> PROVIDED RECORDS
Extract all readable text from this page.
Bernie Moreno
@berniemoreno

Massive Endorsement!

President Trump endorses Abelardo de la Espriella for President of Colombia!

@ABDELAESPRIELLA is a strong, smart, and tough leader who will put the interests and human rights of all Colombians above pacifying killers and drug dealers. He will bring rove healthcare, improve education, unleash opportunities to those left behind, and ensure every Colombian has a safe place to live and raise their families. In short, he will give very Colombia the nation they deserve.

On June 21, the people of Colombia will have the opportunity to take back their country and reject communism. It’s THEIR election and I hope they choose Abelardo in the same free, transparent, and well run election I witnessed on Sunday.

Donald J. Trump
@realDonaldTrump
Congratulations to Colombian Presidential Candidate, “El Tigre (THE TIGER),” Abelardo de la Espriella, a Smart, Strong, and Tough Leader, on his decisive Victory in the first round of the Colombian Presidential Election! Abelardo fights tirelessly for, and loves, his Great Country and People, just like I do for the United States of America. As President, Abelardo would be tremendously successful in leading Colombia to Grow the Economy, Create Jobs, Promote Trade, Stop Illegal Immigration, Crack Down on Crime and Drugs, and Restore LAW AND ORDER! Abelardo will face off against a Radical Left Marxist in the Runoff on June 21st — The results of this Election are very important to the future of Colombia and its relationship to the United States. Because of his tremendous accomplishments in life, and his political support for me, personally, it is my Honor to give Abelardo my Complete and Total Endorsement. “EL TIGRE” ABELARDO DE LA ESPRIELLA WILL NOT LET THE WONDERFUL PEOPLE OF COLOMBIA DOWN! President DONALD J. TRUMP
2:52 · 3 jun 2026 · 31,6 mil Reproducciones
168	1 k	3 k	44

> WORK TO BE COMPLETED
Extract lines where the string "they" occurs.

> OUTPUT
@ABDELAESPRIELLA is a strong, smart, and tough leader who will put the interests and human rights of all Colombians above pacifying killers and drug dealers. He will bring rove healthcare, improve education, unleash opportunities to those left behind, and ensure every Colombian has a safe place to live and raise their families. In short, he will give very Colombia the nation they deserve.
On June 21, the people of Colombia will have the opportunity to take back their country and reject communism. It’s THEIR election and I hope they choose Abelardo in the same free, transparent, and well run election I witnessed on Sunday.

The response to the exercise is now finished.